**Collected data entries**
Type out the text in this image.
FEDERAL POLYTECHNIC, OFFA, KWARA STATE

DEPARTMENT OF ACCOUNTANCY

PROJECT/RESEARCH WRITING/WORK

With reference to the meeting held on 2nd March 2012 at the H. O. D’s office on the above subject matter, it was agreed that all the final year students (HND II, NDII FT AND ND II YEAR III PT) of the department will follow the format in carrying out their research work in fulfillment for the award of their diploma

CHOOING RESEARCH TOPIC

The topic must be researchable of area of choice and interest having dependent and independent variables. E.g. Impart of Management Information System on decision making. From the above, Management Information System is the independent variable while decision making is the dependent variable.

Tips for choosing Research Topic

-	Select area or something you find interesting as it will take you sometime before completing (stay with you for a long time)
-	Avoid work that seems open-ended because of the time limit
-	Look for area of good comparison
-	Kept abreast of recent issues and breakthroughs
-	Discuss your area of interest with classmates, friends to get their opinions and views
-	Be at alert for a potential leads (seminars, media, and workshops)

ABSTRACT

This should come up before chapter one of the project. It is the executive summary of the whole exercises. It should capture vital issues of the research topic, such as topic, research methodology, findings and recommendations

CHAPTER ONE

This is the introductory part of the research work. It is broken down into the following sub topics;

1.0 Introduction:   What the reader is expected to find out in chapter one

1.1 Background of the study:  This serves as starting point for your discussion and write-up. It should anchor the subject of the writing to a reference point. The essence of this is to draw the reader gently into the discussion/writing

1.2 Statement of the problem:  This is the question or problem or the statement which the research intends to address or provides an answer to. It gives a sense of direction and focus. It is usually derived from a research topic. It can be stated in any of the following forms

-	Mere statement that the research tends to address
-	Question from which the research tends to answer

**Exercise**
Recite the full listing above exactly.

**Reply**
Type out the text in this image.
FEDERAL POLYTECHNIC, OFFA, KWARA STATE

DEPARTMENT OF ACCOUNTANCY

PROJECT/RESEARCH WRITING/WORK

With reference to the meeting held on 2nd March 2012 at the H. O. D’s office on the above subject matter, it was agreed that all the final year students (HND II, NDII FT AND ND II YEAR III PT) of the department will follow the format in carrying out their research work in fulfillment for the award of their diploma

CHOOING RESEARCH TOPIC

The topic must be researchable of area of choice and interest having dependent and independent variables. E.g. Impart of Management Information System on decision making. From the above, Management Information System is the independent variable while decision making is the dependent variable.

Tips for choosing Research Topic

-	Select area or something you find interesting as it will take you sometime before completing (stay with you for a long time)
-	Avoid work that seems open-ended because of the time limit
-	Look for area of good comparison
-	Kept abreast of recent issues and breakthroughs
-	Discuss your area of interest with classmates, friends to get their opinions and views
-	Be at alert for a potential leads (seminars, media, and workshops)

ABSTRACT

This should come up before chapter one of the project. It is the executive summary of the whole exercises. It should capture vital issues of the research topic, such as topic, research methodology, findings and recommendations

CHAPTER ONE

This is the introductory part of the research work. It is broken down into the following sub topics;

1.0 Introduction:   What the reader is expected to find out in chapter one

1.1 Background of the study:  This serves as starting point for your discussion and write-up. It should anchor the subject of the writing to a reference point. The essence of this is to draw the reader gently into the discussion/writing

1.2 Statement of the problem:  This is the question or problem or the statement which the research intends to address or provides an answer to. It gives a sense of direction and focus. It is usually derived from a research topic. It can be stated in any of the following forms

-	Mere statement that the research tends to address
-	Question from which the research tends to answer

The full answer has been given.